• **Records shown**:
--- BEGIN ---

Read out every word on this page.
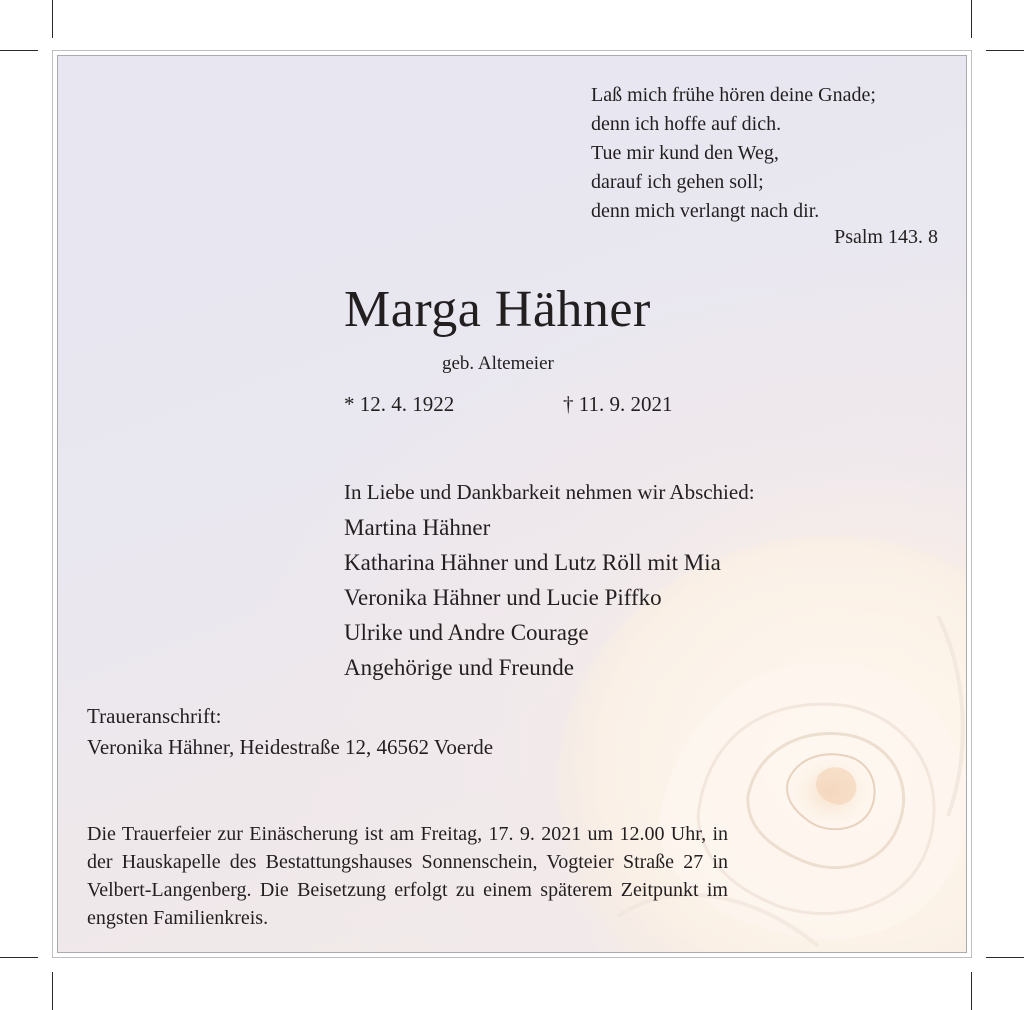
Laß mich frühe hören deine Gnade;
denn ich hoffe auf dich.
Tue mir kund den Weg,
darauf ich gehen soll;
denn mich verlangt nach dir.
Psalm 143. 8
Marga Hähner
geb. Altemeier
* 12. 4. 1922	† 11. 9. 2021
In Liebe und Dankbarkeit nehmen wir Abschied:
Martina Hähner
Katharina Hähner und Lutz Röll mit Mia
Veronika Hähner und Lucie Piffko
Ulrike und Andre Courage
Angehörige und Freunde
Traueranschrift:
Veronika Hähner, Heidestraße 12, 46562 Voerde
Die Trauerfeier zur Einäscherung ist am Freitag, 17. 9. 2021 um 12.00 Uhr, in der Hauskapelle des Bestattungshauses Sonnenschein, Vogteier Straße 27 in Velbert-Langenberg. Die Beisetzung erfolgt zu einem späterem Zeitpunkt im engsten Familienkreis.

--- END ---
--- BEGIN ---

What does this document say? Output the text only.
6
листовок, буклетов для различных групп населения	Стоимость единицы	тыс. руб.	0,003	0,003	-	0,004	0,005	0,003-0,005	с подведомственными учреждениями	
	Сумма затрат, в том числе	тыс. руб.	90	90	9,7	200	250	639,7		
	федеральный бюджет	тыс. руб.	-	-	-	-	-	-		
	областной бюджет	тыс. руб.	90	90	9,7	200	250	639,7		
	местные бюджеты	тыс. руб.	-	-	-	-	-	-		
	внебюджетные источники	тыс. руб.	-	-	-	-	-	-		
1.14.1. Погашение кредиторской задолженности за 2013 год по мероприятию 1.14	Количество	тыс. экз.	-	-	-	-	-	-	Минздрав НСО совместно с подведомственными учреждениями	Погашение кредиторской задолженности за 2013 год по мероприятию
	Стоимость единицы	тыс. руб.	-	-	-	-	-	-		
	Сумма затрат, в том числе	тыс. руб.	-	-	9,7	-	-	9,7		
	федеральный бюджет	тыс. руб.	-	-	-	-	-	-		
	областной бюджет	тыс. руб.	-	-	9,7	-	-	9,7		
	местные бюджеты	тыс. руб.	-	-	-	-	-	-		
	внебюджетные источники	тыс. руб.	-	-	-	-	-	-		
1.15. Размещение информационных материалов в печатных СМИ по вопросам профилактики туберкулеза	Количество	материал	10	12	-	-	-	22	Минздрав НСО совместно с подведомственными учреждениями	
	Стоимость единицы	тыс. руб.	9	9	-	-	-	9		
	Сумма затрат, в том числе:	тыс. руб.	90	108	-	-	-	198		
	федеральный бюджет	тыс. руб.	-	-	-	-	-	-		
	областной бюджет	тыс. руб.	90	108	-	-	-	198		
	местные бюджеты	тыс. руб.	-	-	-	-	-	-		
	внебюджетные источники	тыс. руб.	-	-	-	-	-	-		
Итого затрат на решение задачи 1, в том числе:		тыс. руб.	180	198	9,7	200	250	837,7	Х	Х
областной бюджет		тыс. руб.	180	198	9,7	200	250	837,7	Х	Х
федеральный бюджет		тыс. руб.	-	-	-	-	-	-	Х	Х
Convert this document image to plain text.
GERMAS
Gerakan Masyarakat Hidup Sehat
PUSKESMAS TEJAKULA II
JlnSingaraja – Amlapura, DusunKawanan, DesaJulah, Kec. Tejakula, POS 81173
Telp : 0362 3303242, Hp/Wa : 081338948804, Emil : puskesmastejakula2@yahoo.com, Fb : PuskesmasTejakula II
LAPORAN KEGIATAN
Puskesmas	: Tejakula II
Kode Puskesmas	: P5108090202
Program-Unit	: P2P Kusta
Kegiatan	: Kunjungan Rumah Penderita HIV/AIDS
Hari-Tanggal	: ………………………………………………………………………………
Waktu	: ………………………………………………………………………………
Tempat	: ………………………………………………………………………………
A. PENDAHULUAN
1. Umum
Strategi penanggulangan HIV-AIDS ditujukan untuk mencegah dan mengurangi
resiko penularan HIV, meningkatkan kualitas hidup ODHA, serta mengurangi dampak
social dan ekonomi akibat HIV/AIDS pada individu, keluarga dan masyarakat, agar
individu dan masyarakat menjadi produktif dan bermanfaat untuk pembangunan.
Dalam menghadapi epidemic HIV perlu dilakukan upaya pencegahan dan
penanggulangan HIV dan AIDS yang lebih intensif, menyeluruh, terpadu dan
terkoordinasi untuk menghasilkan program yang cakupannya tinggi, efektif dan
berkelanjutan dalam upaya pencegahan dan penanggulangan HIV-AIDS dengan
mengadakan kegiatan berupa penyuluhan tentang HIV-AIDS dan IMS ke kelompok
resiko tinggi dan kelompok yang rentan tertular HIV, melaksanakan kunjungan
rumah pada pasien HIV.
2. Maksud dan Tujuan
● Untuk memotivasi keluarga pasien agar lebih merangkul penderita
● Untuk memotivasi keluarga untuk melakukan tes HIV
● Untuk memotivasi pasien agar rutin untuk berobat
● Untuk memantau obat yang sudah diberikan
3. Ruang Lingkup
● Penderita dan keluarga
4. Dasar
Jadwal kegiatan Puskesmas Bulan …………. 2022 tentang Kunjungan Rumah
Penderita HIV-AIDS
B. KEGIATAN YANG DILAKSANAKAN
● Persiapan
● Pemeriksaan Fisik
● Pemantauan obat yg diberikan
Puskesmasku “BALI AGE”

--- END ---

• **Instruction**: Look through the entries above and list every line containing "mengurangi".

• **The reply**:
Strategi penanggulangan HIV-AIDS ditujukan untuk mencegah dan mengurangi
resiko penularan HIV, meningkatkan kualitas hidup ODHA, serta mengurangi dampak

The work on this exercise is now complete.